• **The exercise**
Scan the data. Collect each line that contains the word "VDDG".

• **Data rows**
■ ■ ■ ■ ■
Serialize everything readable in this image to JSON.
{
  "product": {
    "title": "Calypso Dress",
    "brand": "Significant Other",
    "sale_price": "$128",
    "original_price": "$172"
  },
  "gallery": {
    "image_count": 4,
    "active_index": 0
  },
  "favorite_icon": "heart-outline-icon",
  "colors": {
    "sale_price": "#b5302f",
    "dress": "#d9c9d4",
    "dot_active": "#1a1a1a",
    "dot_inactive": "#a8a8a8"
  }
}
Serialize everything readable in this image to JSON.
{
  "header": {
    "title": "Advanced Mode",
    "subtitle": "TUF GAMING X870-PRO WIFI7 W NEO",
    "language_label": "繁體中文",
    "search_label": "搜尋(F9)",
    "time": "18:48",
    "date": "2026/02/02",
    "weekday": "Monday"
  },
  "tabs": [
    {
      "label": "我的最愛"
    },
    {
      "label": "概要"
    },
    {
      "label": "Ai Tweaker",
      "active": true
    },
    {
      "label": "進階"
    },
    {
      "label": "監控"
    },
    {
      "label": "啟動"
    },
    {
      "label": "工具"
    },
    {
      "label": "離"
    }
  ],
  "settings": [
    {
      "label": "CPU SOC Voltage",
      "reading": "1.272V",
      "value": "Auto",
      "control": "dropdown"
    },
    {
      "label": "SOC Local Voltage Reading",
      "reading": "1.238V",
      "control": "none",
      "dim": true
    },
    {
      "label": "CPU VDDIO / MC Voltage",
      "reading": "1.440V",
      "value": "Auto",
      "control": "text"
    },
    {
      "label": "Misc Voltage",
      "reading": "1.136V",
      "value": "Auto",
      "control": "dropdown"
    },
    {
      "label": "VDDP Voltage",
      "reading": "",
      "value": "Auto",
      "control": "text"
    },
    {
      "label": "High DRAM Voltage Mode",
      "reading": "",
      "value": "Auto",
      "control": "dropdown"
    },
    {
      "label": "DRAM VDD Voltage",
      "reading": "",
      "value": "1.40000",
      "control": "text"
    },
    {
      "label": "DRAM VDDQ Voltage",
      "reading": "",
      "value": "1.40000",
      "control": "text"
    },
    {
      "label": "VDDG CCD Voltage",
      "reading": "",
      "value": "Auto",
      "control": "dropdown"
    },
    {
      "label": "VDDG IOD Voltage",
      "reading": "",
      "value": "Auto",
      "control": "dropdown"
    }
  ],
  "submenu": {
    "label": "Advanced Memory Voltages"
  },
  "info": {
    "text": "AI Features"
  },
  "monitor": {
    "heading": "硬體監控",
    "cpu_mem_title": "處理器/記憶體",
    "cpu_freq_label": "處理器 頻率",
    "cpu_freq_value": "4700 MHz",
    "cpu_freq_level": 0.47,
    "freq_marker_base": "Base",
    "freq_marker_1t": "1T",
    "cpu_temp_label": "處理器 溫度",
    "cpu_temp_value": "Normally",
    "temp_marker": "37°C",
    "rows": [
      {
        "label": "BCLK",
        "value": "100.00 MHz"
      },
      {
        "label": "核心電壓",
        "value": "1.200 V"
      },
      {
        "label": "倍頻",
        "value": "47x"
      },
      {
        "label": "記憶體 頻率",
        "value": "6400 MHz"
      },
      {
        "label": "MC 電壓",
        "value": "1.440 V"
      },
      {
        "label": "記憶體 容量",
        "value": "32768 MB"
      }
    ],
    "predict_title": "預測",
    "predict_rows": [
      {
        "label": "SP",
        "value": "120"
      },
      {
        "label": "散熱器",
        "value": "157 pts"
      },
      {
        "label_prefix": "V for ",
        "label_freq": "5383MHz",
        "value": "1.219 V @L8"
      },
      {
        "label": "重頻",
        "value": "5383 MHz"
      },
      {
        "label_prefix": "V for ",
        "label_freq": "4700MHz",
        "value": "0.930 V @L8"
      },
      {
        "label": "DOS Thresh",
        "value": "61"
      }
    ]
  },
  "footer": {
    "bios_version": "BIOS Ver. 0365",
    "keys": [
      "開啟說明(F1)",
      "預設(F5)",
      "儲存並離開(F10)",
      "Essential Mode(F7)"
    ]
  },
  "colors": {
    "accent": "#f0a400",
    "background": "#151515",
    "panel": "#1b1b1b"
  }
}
■ ■ ■ ■ ■
• **Task output**
      "label": "VDDG CCD Voltage",
      "label": "VDDG IOD Voltage",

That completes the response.